### DATA PROVIDED ###

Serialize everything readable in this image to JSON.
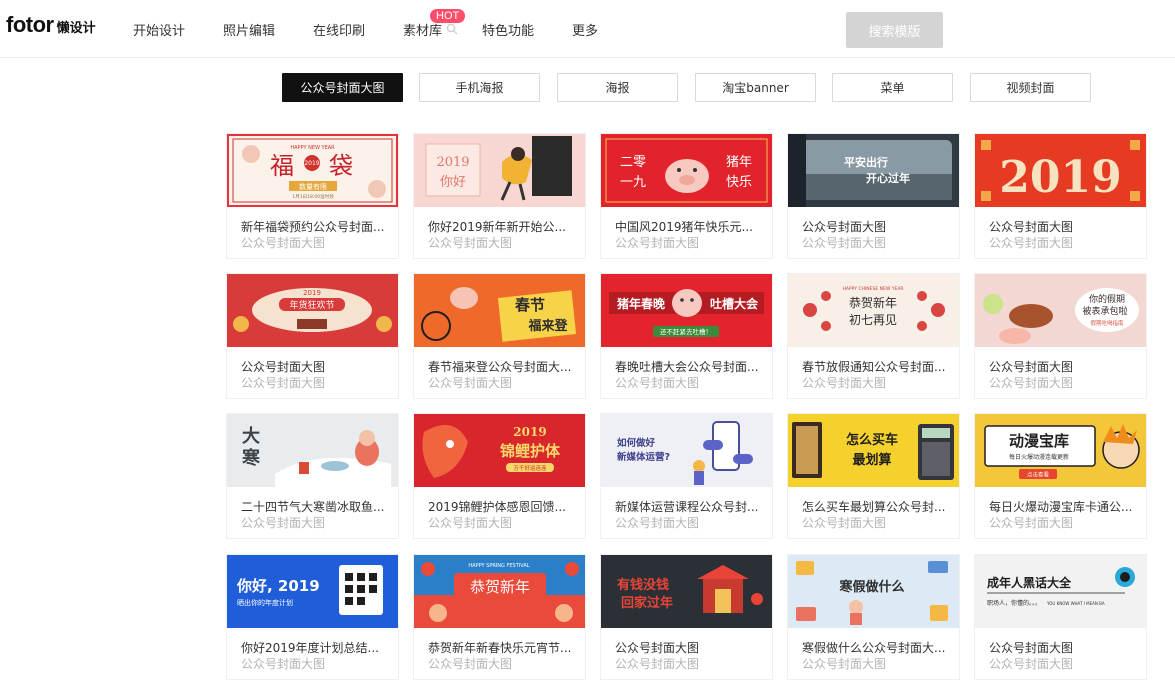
{
  "header": {
    "logo_main": "fotor",
    "logo_sub": "懒设计",
    "nav": [
      "开始设计",
      "照片编辑",
      "在线印刷",
      "素材库",
      "特色功能",
      "更多"
    ],
    "hot_badge": "HOT",
    "search_button": "搜索模版"
  },
  "tabs": [
    {
      "label": "公众号封面大图",
      "active": true
    },
    {
      "label": "手机海报",
      "active": false
    },
    {
      "label": "海报",
      "active": false
    },
    {
      "label": "淘宝banner",
      "active": false
    },
    {
      "label": "菜单",
      "active": false
    },
    {
      "label": "视频封面",
      "active": false
    }
  ],
  "thumb_text": {
    "c0": [
      "HAPPY NEW YEAR",
      "福",
      "袋",
      "2019",
      "数量有限",
      "1月1日18:00准时领"
    ],
    "c1": [
      "2019",
      "你好"
    ],
    "c2": [
      "二零",
      "一九",
      "猪年",
      "快乐"
    ],
    "c3": [
      "平安出行",
      "开心过年"
    ],
    "c4": [
      "2019"
    ],
    "c5": [
      "2019",
      "年货狂欢节"
    ],
    "c6": [
      "春节",
      "福来登"
    ],
    "c7": [
      "猪年春晚",
      "吐槽大会",
      "还不赶紧去吐槽！"
    ],
    "c8": [
      "HAPPY CHINESE NEW YEAR",
      "恭贺新年",
      "初七再见"
    ],
    "c9": [
      "你的假期",
      "被表承包啦",
      "假期吃喝指南"
    ],
    "c10": [
      "大",
      "寒"
    ],
    "c11": [
      "2019",
      "锦鲤护体",
      "万千好运连连"
    ],
    "c12": [
      "如何做好",
      "新媒体运营?"
    ],
    "c13": [
      "怎么买车",
      "最划算"
    ],
    "c14": [
      "动漫宝库",
      "每日火爆动漫连载更新",
      "点击查看"
    ],
    "c15": [
      "你好, 2019",
      "晒出你的年度计划"
    ],
    "c16": [
      "HAPPY SPRING FESTIVAL",
      "恭贺新年"
    ],
    "c17": [
      "有钱没钱",
      "回家过年"
    ],
    "c18": [
      "寒假做什么"
    ],
    "c19": [
      "成年人黑话大全",
      "职场人，你懂的。。。",
      "YOU KNOW WHAT I MEAN BA"
    ]
  },
  "cards": [
    {
      "title": "新年福袋预约公众号封面...",
      "subtitle": "公众号封面大图"
    },
    {
      "title": "你好2019新年新开始公...",
      "subtitle": "公众号封面大图"
    },
    {
      "title": "中国风2019猪年快乐元...",
      "subtitle": "公众号封面大图"
    },
    {
      "title": "公众号封面大图",
      "subtitle": "公众号封面大图"
    },
    {
      "title": "公众号封面大图",
      "subtitle": "公众号封面大图"
    },
    {
      "title": "公众号封面大图",
      "subtitle": "公众号封面大图"
    },
    {
      "title": "春节福来登公众号封面大...",
      "subtitle": "公众号封面大图"
    },
    {
      "title": "春晚吐槽大会公众号封面...",
      "subtitle": "公众号封面大图"
    },
    {
      "title": "春节放假通知公众号封面...",
      "subtitle": "公众号封面大图"
    },
    {
      "title": "公众号封面大图",
      "subtitle": "公众号封面大图"
    },
    {
      "title": "二十四节气大寒凿冰取鱼...",
      "subtitle": "公众号封面大图"
    },
    {
      "title": "2019锦鲤护体感恩回馈...",
      "subtitle": "公众号封面大图"
    },
    {
      "title": "新媒体运营课程公众号封...",
      "subtitle": "公众号封面大图"
    },
    {
      "title": "怎么买车最划算公众号封...",
      "subtitle": "公众号封面大图"
    },
    {
      "title": "每日火爆动漫宝库卡通公...",
      "subtitle": "公众号封面大图"
    },
    {
      "title": "你好2019年度计划总结...",
      "subtitle": "公众号封面大图"
    },
    {
      "title": "恭贺新年新春快乐元宵节...",
      "subtitle": "公众号封面大图"
    },
    {
      "title": "公众号封面大图",
      "subtitle": "公众号封面大图"
    },
    {
      "title": "寒假做什么公众号封面大...",
      "subtitle": "公众号封面大图"
    },
    {
      "title": "公众号封面大图",
      "subtitle": "公众号封面大图"
    }
  ]
}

###

[THE EXERCISE]:
Search the listing for the string "YEAR". Copy each line where it turns up.

[SOLUTION]:
      "HAPPY NEW YEAR",
      "HAPPY CHINESE NEW YEAR",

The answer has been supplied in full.